**DIRECTIONS FOR THIS TASK:** Transcribe every line of the material below without changing anything, and leave the pictures out of your answer.

--- Start SUPPLIED MATERIAL ---

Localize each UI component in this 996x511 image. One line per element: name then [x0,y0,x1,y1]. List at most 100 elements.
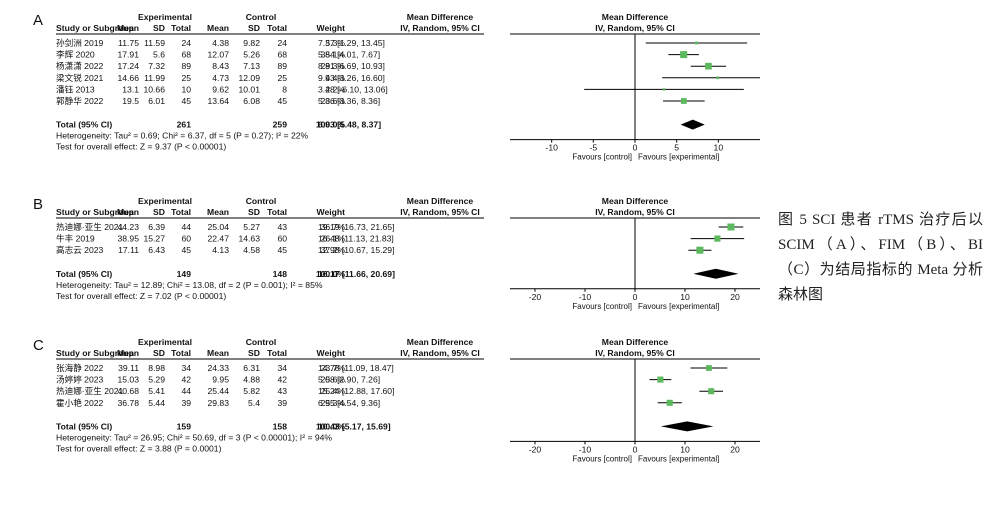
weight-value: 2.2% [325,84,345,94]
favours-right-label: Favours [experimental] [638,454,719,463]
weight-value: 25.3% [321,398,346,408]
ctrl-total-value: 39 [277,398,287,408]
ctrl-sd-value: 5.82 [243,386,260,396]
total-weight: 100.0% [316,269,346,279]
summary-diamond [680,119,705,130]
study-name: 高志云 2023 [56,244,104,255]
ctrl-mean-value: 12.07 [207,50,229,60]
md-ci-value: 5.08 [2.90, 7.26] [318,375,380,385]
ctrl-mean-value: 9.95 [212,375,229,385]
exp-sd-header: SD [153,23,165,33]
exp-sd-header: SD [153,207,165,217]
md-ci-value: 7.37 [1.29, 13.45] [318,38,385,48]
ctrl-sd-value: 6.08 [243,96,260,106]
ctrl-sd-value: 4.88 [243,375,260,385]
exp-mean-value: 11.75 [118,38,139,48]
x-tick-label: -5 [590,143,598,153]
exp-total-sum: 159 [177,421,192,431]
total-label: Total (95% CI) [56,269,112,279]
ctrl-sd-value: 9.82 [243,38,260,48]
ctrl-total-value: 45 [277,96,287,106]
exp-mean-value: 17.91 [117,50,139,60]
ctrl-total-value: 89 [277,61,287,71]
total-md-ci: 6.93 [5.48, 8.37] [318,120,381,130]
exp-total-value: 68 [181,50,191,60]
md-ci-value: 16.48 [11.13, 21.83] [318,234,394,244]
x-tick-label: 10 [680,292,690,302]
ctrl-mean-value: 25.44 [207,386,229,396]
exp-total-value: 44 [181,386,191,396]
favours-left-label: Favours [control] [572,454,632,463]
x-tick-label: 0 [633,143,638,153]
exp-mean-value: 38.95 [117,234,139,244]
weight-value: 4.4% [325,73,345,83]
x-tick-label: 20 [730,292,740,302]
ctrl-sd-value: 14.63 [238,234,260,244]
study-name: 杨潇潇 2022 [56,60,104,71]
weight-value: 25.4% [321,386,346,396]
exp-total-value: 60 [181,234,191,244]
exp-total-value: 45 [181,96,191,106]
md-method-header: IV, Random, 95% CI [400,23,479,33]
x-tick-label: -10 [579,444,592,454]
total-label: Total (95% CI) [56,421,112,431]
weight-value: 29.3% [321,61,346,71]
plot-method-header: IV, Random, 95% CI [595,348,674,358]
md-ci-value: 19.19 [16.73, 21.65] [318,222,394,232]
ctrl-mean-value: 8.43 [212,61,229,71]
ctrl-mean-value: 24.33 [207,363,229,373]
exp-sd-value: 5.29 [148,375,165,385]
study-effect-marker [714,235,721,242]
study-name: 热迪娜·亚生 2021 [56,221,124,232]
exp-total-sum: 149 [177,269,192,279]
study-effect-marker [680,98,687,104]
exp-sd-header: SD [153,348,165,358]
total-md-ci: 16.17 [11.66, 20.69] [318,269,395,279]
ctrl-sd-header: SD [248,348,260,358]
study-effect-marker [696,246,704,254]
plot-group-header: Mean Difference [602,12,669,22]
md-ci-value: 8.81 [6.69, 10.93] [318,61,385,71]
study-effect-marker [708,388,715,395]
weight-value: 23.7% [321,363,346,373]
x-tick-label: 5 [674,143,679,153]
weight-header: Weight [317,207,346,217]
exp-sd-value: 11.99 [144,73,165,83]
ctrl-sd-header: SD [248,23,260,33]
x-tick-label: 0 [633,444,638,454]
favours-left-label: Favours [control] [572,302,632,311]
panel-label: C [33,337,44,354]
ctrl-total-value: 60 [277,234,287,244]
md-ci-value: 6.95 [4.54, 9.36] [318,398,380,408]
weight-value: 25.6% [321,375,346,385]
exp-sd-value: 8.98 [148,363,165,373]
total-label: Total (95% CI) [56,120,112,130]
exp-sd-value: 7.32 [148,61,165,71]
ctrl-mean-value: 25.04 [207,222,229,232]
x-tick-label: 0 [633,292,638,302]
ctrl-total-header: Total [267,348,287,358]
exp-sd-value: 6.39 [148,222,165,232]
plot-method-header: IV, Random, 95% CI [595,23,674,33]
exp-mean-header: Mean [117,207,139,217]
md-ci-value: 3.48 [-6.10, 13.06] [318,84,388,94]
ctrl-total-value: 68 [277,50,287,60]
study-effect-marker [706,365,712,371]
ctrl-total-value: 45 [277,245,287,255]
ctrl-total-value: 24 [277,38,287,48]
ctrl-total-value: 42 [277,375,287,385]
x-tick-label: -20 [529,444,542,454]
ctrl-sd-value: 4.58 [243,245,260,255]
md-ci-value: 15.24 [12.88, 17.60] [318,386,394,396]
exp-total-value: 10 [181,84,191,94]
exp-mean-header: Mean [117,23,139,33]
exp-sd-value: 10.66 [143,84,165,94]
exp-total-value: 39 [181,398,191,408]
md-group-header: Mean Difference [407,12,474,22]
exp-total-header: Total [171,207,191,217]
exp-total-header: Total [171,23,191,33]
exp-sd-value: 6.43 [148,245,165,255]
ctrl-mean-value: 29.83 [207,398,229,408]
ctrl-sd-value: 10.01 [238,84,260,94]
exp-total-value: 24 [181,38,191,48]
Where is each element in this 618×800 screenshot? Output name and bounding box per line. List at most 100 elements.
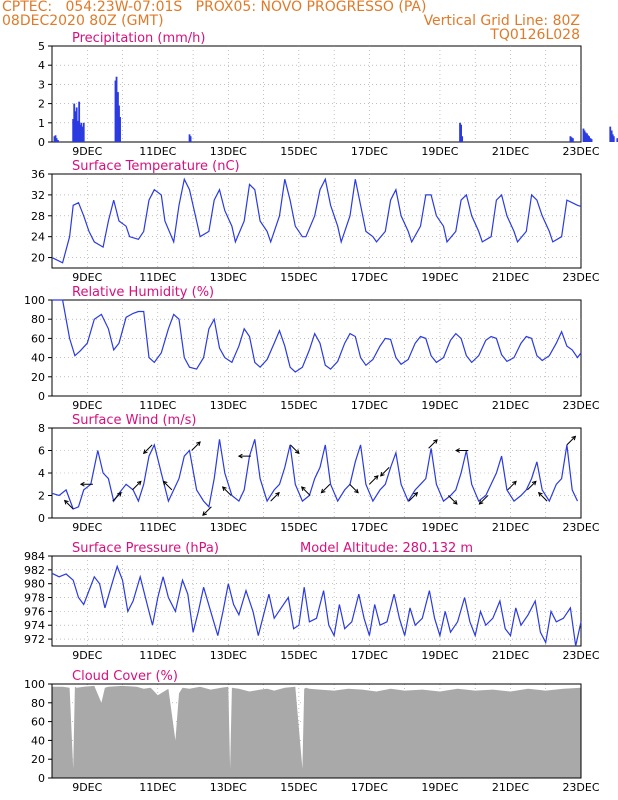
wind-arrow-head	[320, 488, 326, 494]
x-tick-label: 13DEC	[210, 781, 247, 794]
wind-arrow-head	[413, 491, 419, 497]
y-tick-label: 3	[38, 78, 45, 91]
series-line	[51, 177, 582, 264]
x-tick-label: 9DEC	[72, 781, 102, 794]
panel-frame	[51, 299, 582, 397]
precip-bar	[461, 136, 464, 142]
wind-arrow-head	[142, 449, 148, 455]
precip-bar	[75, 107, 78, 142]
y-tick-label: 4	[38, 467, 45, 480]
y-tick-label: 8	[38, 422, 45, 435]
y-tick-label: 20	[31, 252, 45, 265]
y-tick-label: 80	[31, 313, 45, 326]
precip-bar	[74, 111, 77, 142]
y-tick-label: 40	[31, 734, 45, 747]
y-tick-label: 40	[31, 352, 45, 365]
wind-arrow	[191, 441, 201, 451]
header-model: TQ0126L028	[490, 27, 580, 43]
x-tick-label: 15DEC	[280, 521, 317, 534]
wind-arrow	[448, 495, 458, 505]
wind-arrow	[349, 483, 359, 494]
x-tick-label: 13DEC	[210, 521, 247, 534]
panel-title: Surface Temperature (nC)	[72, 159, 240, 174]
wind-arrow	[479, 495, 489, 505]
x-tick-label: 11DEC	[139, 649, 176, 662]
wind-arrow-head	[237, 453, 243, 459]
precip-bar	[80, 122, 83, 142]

--- End SUPPLIED MATERIAL ---

**ANSWER TO THIS EXERCISE:**
Localize each UI component in this 996x511 image. One line per element: name then [x0,y0,x1,y1]. List at most 100 elements.
weight-value: 2.2% [325,84,345,94]
favours-right-label: Favours [experimental] [638,454,719,463]
weight-value: 25.3% [321,398,346,408]
ctrl-total-value: 39 [277,398,287,408]
ctrl-sd-value: 5.82 [243,386,260,396]
total-weight: 100.0% [316,269,346,279]
summary-diamond [680,119,705,130]
study-name: 高志云 2023 [56,244,104,255]
ctrl-mean-value: 12.07 [207,50,229,60]
md-ci-value: 5.08 [2.90, 7.26] [318,375,380,385]
ctrl-mean-value: 9.95 [212,375,229,385]
exp-sd-header: SD [153,23,165,33]
exp-sd-header: SD [153,207,165,217]
md-ci-value: 7.37 [1.29, 13.45] [318,38,385,48]
ctrl-sd-value: 6.08 [243,96,260,106]
ctrl-sd-value: 4.88 [243,375,260,385]
exp-mean-value: 11.75 [118,38,139,48]
x-tick-label: -5 [590,143,598,153]
exp-total-sum: 159 [177,421,192,431]
total-label: Total (95% CI) [56,269,112,279]
ctrl-sd-value: 9.82 [243,38,260,48]
ctrl-total-value: 45 [277,96,287,106]
exp-mean-value: 17.91 [117,50,139,60]
ctrl-total-value: 89 [277,61,287,71]
total-md-ci: 6.93 [5.48, 8.37] [318,120,381,130]
exp-total-value: 68 [181,50,191,60]
md-ci-value: 16.48 [11.13, 21.83] [318,234,394,244]
x-tick-label: 10 [680,292,690,302]
ctrl-mean-value: 25.44 [207,386,229,396]
exp-total-value: 44 [181,386,191,396]
favours-left-label: Favours [control] [572,454,632,463]
x-tick-label: 0 [633,143,638,153]
exp-mean-value: 38.95 [117,234,139,244]
weight-value: 4.4% [325,73,345,83]
x-tick-label: 20 [730,292,740,302]
ctrl-sd-value: 14.63 [238,234,260,244]
study-name: 杨潇潇 2022 [56,60,104,71]
weight-value: 25.4% [321,386,346,396]
exp-total-value: 60 [181,234,191,244]
exp-total-value: 45 [181,96,191,106]
md-method-header: IV, Random, 95% CI [400,23,479,33]
x-tick-label: -10 [579,444,592,454]
total-label: Total (95% CI) [56,421,112,431]
weight-value: 29.3% [321,61,346,71]
plot-method-header: IV, Random, 95% CI [595,348,674,358]
md-ci-value: 19.19 [16.73, 21.65] [318,222,394,232]
ctrl-mean-value: 8.43 [212,61,229,71]
ctrl-mean-value: 24.33 [207,363,229,373]
exp-sd-value: 5.29 [148,375,165,385]
study-effect-marker [714,235,721,242]
study-name: 热迪娜·亚生 2021 [56,221,124,232]
exp-total-sum: 149 [177,269,192,279]
study-effect-marker [680,98,687,104]
exp-sd-header: SD [153,348,165,358]
total-md-ci: 16.17 [11.66, 20.69] [318,269,395,279]
ctrl-sd-header: SD [248,348,260,358]
study-effect-marker [696,246,704,254]
plot-group-header: Mean Difference [602,12,669,22]
md-ci-value: 8.81 [6.69, 10.93] [318,61,385,71]
study-effect-marker [708,388,715,395]
weight-value: 23.7% [321,363,346,373]
x-tick-label: 5 [674,143,679,153]
weight-header: Weight [317,207,346,217]
exp-sd-value: 11.99 [144,73,165,83]
ctrl-sd-header: SD [248,23,260,33]
x-tick-label: 0 [633,444,638,454]
favours-left-label: Favours [control] [572,302,632,311]
panel-label: C [33,337,44,354]
ctrl-total-value: 60 [277,234,287,244]
md-ci-value: 6.95 [4.54, 9.36] [318,398,380,408]
weight-value: 25.6% [321,375,346,385]
exp-sd-value: 8.98 [148,363,165,373]
total-label: Total (95% CI) [56,120,112,130]
exp-sd-value: 7.32 [148,61,165,71]
ctrl-mean-value: 25.04 [207,222,229,232]
x-tick-label: 0 [633,292,638,302]
ctrl-total-header: Total [267,348,287,358]
exp-sd-value: 6.39 [148,222,165,232]
plot-method-header: IV, Random, 95% CI [595,23,674,33]
exp-mean-header: Mean [117,207,139,217]
md-ci-value: 3.48 [-6.10, 13.06] [318,84,388,94]
ctrl-total-value: 68 [277,50,287,60]
study-effect-marker [706,365,712,371]
ctrl-total-value: 45 [277,245,287,255]
ctrl-total-value: 24 [277,38,287,48]
ctrl-total-value: 42 [277,375,287,385]
x-tick-label: -20 [529,444,542,454]
ctrl-sd-value: 4.58 [243,245,260,255]
md-ci-value: 15.24 [12.88, 17.60] [318,386,394,396]
exp-total-value: 10 [181,84,191,94]
exp-mean-header: Mean [117,23,139,33]
exp-sd-value: 10.66 [143,84,165,94]
exp-total-value: 39 [181,398,191,408]
md-group-header: Mean Difference [407,12,474,22]
exp-total-header: Total [171,207,191,217]
exp-total-header: Total [171,23,191,33]
exp-sd-value: 6.43 [148,245,165,255]
ctrl-mean-value: 29.83 [207,398,229,408]
ctrl-sd-value: 10.01 [238,84,260,94]
exp-total-value: 24 [181,38,191,48]
Where is each element in this 618×800 screenshot? Output name and bounding box per line. List at most 100 elements.
wind-arrow-head	[320, 488, 326, 494]
x-tick-label: 13DEC	[210, 781, 247, 794]
wind-arrow-head	[413, 491, 419, 497]
y-tick-label: 3	[38, 78, 45, 91]
series-line	[51, 177, 582, 264]
x-tick-label: 9DEC	[72, 781, 102, 794]
panel-frame	[51, 299, 582, 397]
precip-bar	[461, 136, 464, 142]
wind-arrow-head	[142, 449, 148, 455]
precip-bar	[75, 107, 78, 142]
y-tick-label: 4	[38, 467, 45, 480]
y-tick-label: 8	[38, 422, 45, 435]
y-tick-label: 20	[31, 252, 45, 265]
y-tick-label: 80	[31, 313, 45, 326]
precip-bar	[74, 111, 77, 142]
y-tick-label: 40	[31, 734, 45, 747]
y-tick-label: 40	[31, 352, 45, 365]
wind-arrow	[191, 441, 201, 451]
header-model: TQ0126L028	[490, 27, 580, 43]
x-tick-label: 15DEC	[280, 521, 317, 534]
wind-arrow	[448, 495, 458, 505]
wind-arrow	[349, 483, 359, 494]
x-tick-label: 13DEC	[210, 521, 247, 534]
panel-title: Surface Temperature (nC)	[72, 159, 240, 174]
wind-arrow	[479, 495, 489, 505]
x-tick-label: 11DEC	[139, 649, 176, 662]
wind-arrow-head	[237, 453, 243, 459]
precip-bar	[80, 122, 83, 142]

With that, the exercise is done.